▶ Exercise requirements
Copy each line of the material below that includes the string "median".

[Figure content listings]
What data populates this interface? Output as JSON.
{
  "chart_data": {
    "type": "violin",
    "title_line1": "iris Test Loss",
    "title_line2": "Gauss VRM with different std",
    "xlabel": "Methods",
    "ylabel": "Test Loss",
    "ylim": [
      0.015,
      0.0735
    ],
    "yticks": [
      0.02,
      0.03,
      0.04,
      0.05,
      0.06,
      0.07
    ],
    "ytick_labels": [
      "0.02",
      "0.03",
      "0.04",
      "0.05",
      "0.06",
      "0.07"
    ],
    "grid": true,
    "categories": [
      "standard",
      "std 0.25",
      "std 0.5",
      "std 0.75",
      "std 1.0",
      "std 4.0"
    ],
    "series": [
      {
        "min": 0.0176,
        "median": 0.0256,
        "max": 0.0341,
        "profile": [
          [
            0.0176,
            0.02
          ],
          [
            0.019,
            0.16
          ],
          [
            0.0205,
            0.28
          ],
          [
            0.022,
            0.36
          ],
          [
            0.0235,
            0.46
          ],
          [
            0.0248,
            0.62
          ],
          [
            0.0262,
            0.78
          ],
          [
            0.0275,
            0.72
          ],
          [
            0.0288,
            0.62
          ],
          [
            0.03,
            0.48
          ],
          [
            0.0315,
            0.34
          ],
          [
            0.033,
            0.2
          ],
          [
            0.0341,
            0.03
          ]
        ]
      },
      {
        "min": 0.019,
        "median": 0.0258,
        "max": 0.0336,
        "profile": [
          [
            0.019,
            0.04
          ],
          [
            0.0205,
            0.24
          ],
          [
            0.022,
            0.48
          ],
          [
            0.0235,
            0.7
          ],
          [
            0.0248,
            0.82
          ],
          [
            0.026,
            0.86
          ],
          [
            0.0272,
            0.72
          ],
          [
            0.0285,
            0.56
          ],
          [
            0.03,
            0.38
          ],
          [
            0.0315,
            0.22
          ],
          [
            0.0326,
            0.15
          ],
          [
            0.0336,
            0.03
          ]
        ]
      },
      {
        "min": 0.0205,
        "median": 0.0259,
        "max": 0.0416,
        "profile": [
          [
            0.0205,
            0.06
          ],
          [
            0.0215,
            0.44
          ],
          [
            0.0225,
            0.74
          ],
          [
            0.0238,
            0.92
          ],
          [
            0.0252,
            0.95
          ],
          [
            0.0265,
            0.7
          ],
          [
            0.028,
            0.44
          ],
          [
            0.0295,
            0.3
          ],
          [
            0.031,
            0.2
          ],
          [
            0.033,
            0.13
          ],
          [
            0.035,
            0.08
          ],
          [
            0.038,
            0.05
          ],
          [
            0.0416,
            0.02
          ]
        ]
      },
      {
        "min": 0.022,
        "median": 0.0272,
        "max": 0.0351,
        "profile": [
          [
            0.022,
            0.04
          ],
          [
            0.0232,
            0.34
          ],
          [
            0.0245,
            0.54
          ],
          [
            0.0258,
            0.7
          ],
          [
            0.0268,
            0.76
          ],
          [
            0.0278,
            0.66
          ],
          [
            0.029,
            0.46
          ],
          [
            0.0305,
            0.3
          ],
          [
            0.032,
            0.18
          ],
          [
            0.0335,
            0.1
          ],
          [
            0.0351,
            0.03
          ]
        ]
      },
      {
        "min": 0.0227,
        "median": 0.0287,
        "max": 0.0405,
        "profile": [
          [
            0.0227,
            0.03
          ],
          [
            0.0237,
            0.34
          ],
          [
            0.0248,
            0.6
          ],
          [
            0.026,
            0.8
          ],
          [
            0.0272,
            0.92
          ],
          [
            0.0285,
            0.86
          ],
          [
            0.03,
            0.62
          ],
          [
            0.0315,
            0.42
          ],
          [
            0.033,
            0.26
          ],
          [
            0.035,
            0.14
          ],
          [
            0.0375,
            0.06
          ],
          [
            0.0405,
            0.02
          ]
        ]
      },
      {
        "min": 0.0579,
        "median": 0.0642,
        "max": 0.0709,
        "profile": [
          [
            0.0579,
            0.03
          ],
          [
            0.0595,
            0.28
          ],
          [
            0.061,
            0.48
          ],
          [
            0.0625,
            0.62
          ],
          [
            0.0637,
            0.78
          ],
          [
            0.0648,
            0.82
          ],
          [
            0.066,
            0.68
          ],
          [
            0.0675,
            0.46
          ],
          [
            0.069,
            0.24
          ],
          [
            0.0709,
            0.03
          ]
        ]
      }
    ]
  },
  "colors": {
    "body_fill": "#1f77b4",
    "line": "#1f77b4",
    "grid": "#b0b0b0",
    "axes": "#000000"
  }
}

▶ Complete answer
        "median": 0.0256,
        "median": 0.0258,
        "median": 0.0259,
        "median": 0.0272,
        "median": 0.0287,
        "median": 0.0642,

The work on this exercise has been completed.